**DIRECTIONS:** Pull out each line of the records holding the string "Analysis".

**PROVIDED RECORDS:**
____________

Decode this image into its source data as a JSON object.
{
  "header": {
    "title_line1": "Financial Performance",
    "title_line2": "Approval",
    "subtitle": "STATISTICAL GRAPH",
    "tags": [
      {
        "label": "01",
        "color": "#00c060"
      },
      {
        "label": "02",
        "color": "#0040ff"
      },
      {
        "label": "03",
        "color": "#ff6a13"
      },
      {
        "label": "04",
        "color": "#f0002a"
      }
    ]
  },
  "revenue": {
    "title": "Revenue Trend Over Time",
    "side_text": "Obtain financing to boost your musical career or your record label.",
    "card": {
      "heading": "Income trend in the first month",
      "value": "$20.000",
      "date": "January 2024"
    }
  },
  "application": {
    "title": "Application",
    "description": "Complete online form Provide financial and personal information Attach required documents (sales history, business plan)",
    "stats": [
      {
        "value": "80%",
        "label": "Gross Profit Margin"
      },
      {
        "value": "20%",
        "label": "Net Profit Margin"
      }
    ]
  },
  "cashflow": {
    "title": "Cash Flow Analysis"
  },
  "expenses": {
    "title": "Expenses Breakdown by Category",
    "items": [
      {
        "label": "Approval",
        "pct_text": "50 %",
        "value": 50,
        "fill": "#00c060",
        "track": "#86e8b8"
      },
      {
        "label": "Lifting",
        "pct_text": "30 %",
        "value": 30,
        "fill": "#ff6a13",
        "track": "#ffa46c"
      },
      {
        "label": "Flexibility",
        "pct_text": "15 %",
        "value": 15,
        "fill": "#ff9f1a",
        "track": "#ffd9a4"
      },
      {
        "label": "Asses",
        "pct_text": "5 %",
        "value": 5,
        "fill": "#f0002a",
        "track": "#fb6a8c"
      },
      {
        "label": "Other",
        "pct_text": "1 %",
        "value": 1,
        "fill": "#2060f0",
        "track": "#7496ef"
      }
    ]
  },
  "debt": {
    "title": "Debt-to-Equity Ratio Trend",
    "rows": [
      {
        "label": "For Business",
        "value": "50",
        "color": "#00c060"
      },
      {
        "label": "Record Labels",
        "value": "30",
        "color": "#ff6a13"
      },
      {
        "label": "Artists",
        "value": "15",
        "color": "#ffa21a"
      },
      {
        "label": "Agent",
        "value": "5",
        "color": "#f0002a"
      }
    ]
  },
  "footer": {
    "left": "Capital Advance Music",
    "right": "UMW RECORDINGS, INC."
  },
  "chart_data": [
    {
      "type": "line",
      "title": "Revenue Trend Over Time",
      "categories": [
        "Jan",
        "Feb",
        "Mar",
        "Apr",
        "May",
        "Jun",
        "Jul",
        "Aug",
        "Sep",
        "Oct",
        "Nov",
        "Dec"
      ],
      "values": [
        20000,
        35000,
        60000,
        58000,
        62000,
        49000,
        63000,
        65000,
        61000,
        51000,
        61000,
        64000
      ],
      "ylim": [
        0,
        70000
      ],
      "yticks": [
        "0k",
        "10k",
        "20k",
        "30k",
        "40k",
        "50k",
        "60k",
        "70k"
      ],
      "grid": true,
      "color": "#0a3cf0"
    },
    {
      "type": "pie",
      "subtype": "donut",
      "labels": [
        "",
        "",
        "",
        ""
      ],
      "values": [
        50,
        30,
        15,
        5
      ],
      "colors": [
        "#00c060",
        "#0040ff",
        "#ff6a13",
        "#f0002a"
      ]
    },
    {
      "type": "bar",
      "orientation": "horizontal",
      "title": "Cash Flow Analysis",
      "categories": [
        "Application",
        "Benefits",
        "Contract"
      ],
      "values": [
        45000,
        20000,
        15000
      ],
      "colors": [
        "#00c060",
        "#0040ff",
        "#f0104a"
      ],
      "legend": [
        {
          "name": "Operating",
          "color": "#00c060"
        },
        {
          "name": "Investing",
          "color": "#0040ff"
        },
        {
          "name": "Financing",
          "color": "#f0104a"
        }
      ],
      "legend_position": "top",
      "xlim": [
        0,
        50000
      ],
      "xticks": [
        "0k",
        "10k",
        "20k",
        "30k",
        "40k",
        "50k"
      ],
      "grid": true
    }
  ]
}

____________

**OUTPUT:**
    "title": "Cash Flow Analysis"
      "title": "Cash Flow Analysis",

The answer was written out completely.